Instruction: Return each line of the records with nothing changed, pictures excepted.

Supplied material:

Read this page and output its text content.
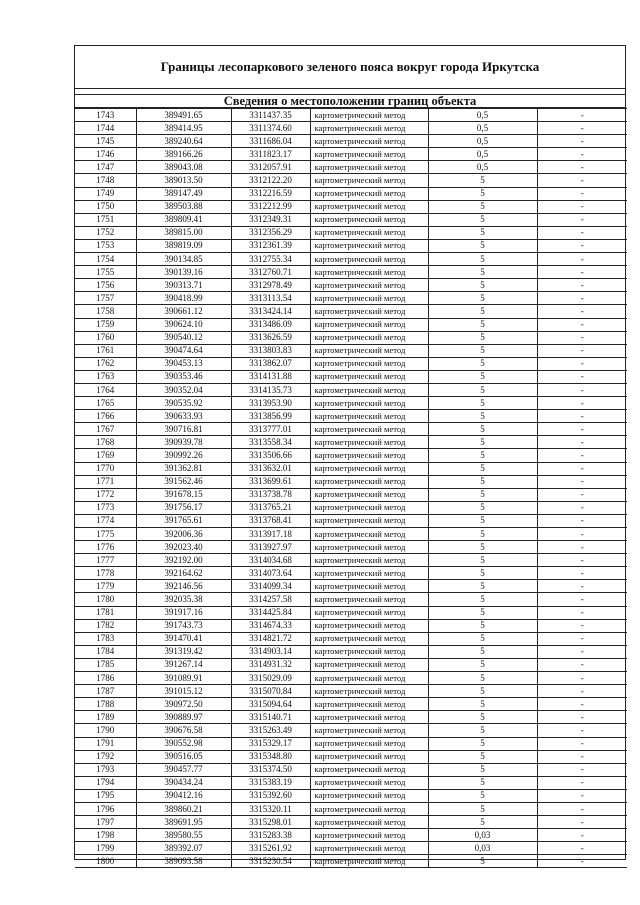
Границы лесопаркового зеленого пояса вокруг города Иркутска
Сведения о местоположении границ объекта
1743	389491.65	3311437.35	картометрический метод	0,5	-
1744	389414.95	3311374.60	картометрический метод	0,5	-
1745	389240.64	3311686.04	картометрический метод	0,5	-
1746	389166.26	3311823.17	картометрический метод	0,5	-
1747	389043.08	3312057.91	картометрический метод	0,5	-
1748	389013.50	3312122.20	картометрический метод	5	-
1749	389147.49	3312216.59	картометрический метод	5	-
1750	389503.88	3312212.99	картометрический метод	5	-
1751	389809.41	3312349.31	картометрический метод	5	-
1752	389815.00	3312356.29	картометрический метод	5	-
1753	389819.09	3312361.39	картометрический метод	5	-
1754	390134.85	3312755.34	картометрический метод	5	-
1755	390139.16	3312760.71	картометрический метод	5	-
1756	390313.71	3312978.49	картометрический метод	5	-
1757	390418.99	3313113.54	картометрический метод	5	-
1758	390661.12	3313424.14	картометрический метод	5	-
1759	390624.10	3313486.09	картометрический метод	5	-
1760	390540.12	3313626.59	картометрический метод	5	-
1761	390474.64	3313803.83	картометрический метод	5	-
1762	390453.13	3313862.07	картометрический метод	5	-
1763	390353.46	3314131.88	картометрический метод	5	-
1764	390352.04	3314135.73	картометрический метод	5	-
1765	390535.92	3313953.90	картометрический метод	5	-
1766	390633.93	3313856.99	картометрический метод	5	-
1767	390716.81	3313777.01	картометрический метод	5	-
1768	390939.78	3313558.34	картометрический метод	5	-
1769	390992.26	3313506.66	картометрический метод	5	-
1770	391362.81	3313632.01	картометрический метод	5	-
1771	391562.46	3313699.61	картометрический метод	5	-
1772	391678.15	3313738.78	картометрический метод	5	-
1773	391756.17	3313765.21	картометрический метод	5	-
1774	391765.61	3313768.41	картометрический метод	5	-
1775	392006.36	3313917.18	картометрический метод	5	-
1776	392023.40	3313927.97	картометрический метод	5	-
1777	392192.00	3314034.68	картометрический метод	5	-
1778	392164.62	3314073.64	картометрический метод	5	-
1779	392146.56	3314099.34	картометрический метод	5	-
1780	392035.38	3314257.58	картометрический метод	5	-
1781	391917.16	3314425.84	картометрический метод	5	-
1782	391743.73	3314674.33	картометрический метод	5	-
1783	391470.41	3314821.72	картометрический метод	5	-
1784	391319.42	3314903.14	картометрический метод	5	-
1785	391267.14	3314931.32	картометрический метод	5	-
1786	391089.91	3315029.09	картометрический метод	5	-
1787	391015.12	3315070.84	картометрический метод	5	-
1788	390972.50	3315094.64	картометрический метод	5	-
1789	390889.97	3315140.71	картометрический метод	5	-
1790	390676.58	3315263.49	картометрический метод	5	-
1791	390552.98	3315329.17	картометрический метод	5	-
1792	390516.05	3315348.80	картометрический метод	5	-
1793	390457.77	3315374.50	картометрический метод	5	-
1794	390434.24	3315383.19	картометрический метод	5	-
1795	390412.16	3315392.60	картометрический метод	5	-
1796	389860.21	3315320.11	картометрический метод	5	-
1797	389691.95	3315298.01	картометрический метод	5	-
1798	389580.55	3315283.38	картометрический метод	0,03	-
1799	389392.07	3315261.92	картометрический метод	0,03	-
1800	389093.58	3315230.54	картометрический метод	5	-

Exercise output:
Read this page and output its text content.
Границы лесопаркового зеленого пояса вокруг города Иркутска
Сведения о местоположении границ объекта
1743	389491.65	3311437.35	картометрический метод	0,5	-
1744	389414.95	3311374.60	картометрический метод	0,5	-
1745	389240.64	3311686.04	картометрический метод	0,5	-
1746	389166.26	3311823.17	картометрический метод	0,5	-
1747	389043.08	3312057.91	картометрический метод	0,5	-
1748	389013.50	3312122.20	картометрический метод	5	-
1749	389147.49	3312216.59	картометрический метод	5	-
1750	389503.88	3312212.99	картометрический метод	5	-
1751	389809.41	3312349.31	картометрический метод	5	-
1752	389815.00	3312356.29	картометрический метод	5	-
1753	389819.09	3312361.39	картометрический метод	5	-
1754	390134.85	3312755.34	картометрический метод	5	-
1755	390139.16	3312760.71	картометрический метод	5	-
1756	390313.71	3312978.49	картометрический метод	5	-
1757	390418.99	3313113.54	картометрический метод	5	-
1758	390661.12	3313424.14	картометрический метод	5	-
1759	390624.10	3313486.09	картометрический метод	5	-
1760	390540.12	3313626.59	картометрический метод	5	-
1761	390474.64	3313803.83	картометрический метод	5	-
1762	390453.13	3313862.07	картометрический метод	5	-
1763	390353.46	3314131.88	картометрический метод	5	-
1764	390352.04	3314135.73	картометрический метод	5	-
1765	390535.92	3313953.90	картометрический метод	5	-
1766	390633.93	3313856.99	картометрический метод	5	-
1767	390716.81	3313777.01	картометрический метод	5	-
1768	390939.78	3313558.34	картометрический метод	5	-
1769	390992.26	3313506.66	картометрический метод	5	-
1770	391362.81	3313632.01	картометрический метод	5	-
1771	391562.46	3313699.61	картометрический метод	5	-
1772	391678.15	3313738.78	картометрический метод	5	-
1773	391756.17	3313765.21	картометрический метод	5	-
1774	391765.61	3313768.41	картометрический метод	5	-
1775	392006.36	3313917.18	картометрический метод	5	-
1776	392023.40	3313927.97	картометрический метод	5	-
1777	392192.00	3314034.68	картометрический метод	5	-
1778	392164.62	3314073.64	картометрический метод	5	-
1779	392146.56	3314099.34	картометрический метод	5	-
1780	392035.38	3314257.58	картометрический метод	5	-
1781	391917.16	3314425.84	картометрический метод	5	-
1782	391743.73	3314674.33	картометрический метод	5	-
1783	391470.41	3314821.72	картометрический метод	5	-
1784	391319.42	3314903.14	картометрический метод	5	-
1785	391267.14	3314931.32	картометрический метод	5	-
1786	391089.91	3315029.09	картометрический метод	5	-
1787	391015.12	3315070.84	картометрический метод	5	-
1788	390972.50	3315094.64	картометрический метод	5	-
1789	390889.97	3315140.71	картометрический метод	5	-
1790	390676.58	3315263.49	картометрический метод	5	-
1791	390552.98	3315329.17	картометрический метод	5	-
1792	390516.05	3315348.80	картометрический метод	5	-
1793	390457.77	3315374.50	картометрический метод	5	-
1794	390434.24	3315383.19	картометрический метод	5	-
1795	390412.16	3315392.60	картометрический метод	5	-
1796	389860.21	3315320.11	картометрический метод	5	-
1797	389691.95	3315298.01	картометрический метод	5	-
1798	389580.55	3315283.38	картометрический метод	0,03	-
1799	389392.07	3315261.92	картометрический метод	0,03	-
1800	389093.58	3315230.54	картометрический метод	5	-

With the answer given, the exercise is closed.